**Set problem:**
Looking at the listing beneath, work out how many lines hold "Warehouse" and report only that figure.
## START Data for this exercise
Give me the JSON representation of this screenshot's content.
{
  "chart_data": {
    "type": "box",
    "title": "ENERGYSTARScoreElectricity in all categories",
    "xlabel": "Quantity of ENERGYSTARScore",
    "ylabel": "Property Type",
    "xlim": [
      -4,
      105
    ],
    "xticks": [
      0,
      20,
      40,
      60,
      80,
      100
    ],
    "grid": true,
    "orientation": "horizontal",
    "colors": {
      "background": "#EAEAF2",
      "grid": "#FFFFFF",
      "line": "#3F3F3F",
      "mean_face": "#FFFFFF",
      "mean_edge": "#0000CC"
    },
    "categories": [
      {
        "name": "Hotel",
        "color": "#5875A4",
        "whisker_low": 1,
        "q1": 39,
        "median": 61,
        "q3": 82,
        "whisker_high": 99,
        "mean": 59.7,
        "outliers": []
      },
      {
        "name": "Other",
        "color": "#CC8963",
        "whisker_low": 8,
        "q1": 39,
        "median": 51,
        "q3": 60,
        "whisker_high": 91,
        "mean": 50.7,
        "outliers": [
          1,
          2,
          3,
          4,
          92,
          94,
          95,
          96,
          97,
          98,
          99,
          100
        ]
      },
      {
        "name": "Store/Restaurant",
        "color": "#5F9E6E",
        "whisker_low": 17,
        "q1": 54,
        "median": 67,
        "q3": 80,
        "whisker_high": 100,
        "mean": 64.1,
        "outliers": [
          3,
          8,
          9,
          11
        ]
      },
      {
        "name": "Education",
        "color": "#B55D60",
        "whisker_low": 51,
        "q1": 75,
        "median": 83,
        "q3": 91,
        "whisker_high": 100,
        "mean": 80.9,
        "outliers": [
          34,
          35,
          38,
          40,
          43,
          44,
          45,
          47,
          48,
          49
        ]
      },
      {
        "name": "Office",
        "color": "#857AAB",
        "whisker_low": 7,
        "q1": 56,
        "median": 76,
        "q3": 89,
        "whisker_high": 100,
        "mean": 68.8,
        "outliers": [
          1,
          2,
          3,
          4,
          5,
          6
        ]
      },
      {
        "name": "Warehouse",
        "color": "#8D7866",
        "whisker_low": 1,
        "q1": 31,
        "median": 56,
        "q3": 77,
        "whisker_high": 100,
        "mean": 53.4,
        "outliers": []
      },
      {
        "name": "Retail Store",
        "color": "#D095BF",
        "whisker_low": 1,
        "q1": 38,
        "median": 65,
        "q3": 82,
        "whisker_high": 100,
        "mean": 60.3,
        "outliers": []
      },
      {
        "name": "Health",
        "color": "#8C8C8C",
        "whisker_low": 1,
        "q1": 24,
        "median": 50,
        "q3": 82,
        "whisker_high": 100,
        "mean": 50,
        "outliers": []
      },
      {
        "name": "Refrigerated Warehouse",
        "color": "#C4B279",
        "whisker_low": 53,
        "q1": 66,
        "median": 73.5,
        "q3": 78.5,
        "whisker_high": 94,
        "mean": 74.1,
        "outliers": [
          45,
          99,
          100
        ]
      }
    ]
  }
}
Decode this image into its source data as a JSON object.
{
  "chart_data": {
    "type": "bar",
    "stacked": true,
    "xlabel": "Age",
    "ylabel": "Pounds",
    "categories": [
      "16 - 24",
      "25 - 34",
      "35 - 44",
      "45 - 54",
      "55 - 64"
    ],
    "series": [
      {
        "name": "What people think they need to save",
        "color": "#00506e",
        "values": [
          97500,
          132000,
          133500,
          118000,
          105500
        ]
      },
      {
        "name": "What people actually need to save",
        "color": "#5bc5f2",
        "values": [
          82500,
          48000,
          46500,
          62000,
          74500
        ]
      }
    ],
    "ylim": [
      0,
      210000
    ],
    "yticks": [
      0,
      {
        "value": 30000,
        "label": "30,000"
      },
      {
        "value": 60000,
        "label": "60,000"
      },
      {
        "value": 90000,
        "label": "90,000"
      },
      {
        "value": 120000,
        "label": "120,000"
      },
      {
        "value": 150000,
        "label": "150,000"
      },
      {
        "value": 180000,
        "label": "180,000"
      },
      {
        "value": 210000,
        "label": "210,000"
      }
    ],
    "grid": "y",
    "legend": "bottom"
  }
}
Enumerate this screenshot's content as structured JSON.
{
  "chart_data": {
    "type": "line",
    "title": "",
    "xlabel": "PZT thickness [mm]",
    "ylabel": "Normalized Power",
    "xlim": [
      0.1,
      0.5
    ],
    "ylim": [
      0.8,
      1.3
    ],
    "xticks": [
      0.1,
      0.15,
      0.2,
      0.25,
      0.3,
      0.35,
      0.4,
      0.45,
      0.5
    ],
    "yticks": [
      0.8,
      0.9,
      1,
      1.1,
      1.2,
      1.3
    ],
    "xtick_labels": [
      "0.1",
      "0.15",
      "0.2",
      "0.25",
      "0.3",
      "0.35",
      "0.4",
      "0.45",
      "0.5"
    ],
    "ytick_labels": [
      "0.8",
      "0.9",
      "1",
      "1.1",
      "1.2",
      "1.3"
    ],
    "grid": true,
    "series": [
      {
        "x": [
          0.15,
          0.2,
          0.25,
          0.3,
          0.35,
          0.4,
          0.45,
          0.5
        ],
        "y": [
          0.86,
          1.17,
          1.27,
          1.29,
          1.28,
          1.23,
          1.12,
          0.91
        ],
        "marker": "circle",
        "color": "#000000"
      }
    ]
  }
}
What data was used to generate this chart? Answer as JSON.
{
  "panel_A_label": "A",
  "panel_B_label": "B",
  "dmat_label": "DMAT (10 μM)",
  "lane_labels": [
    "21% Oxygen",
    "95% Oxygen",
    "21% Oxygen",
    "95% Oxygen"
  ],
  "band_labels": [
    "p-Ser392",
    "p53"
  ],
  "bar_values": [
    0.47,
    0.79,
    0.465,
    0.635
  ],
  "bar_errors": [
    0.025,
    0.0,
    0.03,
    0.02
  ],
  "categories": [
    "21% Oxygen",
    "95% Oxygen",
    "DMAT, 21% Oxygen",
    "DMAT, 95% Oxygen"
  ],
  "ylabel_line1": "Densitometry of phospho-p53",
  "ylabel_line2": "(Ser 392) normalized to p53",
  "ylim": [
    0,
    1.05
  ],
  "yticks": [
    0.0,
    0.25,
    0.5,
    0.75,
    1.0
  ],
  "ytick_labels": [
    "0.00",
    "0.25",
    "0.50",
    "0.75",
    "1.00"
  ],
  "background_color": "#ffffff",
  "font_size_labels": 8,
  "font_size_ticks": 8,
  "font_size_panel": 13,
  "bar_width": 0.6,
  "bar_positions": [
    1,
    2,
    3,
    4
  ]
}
## END Data for this exercise
**Response below:**
2